__WHAT YOU SHOULD DO__: Copy out all the records exactly.

__RECORDS FOR THE TASK__:
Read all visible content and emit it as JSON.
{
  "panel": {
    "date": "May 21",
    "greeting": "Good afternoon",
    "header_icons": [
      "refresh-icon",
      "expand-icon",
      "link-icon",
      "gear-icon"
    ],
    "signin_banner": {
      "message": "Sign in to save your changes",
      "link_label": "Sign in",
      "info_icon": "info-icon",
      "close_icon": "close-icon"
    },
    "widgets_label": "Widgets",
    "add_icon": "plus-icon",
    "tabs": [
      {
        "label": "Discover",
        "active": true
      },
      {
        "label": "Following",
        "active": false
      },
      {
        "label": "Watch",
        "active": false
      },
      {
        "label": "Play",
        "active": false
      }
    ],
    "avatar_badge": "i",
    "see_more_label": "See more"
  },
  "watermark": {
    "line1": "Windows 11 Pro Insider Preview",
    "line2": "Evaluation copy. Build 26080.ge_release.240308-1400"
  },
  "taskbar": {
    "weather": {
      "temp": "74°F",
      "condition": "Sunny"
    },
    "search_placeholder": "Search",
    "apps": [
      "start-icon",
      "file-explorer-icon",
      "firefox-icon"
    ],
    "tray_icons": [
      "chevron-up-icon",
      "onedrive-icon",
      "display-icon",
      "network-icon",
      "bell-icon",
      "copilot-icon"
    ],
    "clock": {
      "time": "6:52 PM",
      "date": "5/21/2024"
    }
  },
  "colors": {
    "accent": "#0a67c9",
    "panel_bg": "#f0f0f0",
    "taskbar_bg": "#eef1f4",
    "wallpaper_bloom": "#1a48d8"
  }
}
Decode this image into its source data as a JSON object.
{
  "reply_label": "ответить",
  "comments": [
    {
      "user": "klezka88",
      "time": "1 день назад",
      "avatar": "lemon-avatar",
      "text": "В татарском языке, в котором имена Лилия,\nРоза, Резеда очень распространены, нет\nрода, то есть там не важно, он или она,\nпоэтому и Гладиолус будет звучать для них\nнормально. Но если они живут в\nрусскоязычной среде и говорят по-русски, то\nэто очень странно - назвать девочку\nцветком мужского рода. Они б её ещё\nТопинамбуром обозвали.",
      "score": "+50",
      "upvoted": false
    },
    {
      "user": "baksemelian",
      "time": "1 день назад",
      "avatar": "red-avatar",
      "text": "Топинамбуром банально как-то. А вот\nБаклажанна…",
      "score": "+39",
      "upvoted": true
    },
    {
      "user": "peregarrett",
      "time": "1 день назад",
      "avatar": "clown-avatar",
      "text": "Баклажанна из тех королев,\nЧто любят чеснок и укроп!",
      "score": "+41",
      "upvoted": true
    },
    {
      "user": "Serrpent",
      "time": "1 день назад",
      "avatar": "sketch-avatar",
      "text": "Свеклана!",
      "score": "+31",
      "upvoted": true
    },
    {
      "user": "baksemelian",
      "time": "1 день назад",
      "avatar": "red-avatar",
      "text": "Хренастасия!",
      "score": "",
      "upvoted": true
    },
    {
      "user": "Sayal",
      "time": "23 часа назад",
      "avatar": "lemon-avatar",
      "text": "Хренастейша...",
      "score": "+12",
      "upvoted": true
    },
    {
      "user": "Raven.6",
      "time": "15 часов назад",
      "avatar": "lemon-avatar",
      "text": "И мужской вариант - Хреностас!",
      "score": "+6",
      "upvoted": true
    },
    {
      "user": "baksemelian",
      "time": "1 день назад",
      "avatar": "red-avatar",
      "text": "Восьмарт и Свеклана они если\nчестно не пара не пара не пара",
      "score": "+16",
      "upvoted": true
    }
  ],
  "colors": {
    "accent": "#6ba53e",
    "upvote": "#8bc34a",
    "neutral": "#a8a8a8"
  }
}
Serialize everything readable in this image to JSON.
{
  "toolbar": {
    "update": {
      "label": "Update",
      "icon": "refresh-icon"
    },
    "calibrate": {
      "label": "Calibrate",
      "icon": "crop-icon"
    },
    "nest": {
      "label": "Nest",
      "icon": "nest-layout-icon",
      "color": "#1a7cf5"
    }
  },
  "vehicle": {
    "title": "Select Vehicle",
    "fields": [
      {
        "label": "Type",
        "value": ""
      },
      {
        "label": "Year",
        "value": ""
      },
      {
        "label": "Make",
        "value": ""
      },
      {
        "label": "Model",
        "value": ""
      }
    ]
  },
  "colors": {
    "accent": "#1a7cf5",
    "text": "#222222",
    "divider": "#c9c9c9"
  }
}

__FINAL RESULT__:
Read all visible content and emit it as JSON.
{
  "panel": {
    "date": "May 21",
    "greeting": "Good afternoon",
    "header_icons": [
      "refresh-icon",
      "expand-icon",
      "link-icon",
      "gear-icon"
    ],
    "signin_banner": {
      "message": "Sign in to save your changes",
      "link_label": "Sign in",
      "info_icon": "info-icon",
      "close_icon": "close-icon"
    },
    "widgets_label": "Widgets",
    "add_icon": "plus-icon",
    "tabs": [
      {
        "label": "Discover",
        "active": true
      },
      {
        "label": "Following",
        "active": false
      },
      {
        "label": "Watch",
        "active": false
      },
      {
        "label": "Play",
        "active": false
      }
    ],
    "avatar_badge": "i",
    "see_more_label": "See more"
  },
  "watermark": {
    "line1": "Windows 11 Pro Insider Preview",
    "line2": "Evaluation copy. Build 26080.ge_release.240308-1400"
  },
  "taskbar": {
    "weather": {
      "temp": "74°F",
      "condition": "Sunny"
    },
    "search_placeholder": "Search",
    "apps": [
      "start-icon",
      "file-explorer-icon",
      "firefox-icon"
    ],
    "tray_icons": [
      "chevron-up-icon",
      "onedrive-icon",
      "display-icon",
      "network-icon",
      "bell-icon",
      "copilot-icon"
    ],
    "clock": {
      "time": "6:52 PM",
      "date": "5/21/2024"
    }
  },
  "colors": {
    "accent": "#0a67c9",
    "panel_bg": "#f0f0f0",
    "taskbar_bg": "#eef1f4",
    "wallpaper_bloom": "#1a48d8"
  }
}
Decode this image into its source data as a JSON object.
{
  "reply_label": "ответить",
  "comments": [
    {
      "user": "klezka88",
      "time": "1 день назад",
      "avatar": "lemon-avatar",
      "text": "В татарском языке, в котором имена Лилия,\nРоза, Резеда очень распространены, нет\nрода, то есть там не важно, он или она,\nпоэтому и Гладиолус будет звучать для них\nнормально. Но если они живут в\nрусскоязычной среде и говорят по-русски, то\nэто очень странно - назвать девочку\nцветком мужского рода. Они б её ещё\nТопинамбуром обозвали.",
      "score": "+50",
      "upvoted": false
    },
    {
      "user": "baksemelian",
      "time": "1 день назад",
      "avatar": "red-avatar",
      "text": "Топинамбуром банально как-то. А вот\nБаклажанна…",
      "score": "+39",
      "upvoted": true
    },
    {
      "user": "peregarrett",
      "time": "1 день назад",
      "avatar": "clown-avatar",
      "text": "Баклажанна из тех королев,\nЧто любят чеснок и укроп!",
      "score": "+41",
      "upvoted": true
    },
    {
      "user": "Serrpent",
      "time": "1 день назад",
      "avatar": "sketch-avatar",
      "text": "Свеклана!",
      "score": "+31",
      "upvoted": true
    },
    {
      "user": "baksemelian",
      "time": "1 день назад",
      "avatar": "red-avatar",
      "text": "Хренастасия!",
      "score": "",
      "upvoted": true
    },
    {
      "user": "Sayal",
      "time": "23 часа назад",
      "avatar": "lemon-avatar",
      "text": "Хренастейша...",
      "score": "+12",
      "upvoted": true
    },
    {
      "user": "Raven.6",
      "time": "15 часов назад",
      "avatar": "lemon-avatar",
      "text": "И мужской вариант - Хреностас!",
      "score": "+6",
      "upvoted": true
    },
    {
      "user": "baksemelian",
      "time": "1 день назад",
      "avatar": "red-avatar",
      "text": "Восьмарт и Свеклана они если\nчестно не пара не пара не пара",
      "score": "+16",
      "upvoted": true
    }
  ],
  "colors": {
    "accent": "#6ba53e",
    "upvote": "#8bc34a",
    "neutral": "#a8a8a8"
  }
}
Serialize everything readable in this image to JSON.
{
  "toolbar": {
    "update": {
      "label": "Update",
      "icon": "refresh-icon"
    },
    "calibrate": {
      "label": "Calibrate",
      "icon": "crop-icon"
    },
    "nest": {
      "label": "Nest",
      "icon": "nest-layout-icon",
      "color": "#1a7cf5"
    }
  },
  "vehicle": {
    "title": "Select Vehicle",
    "fields": [
      {
        "label": "Type",
        "value": ""
      },
      {
        "label": "Year",
        "value": ""
      },
      {
        "label": "Make",
        "value": ""
      },
      {
        "label": "Model",
        "value": ""
      }
    ]
  },
  "colors": {
    "accent": "#1a7cf5",
    "text": "#222222",
    "divider": "#c9c9c9"
  }
}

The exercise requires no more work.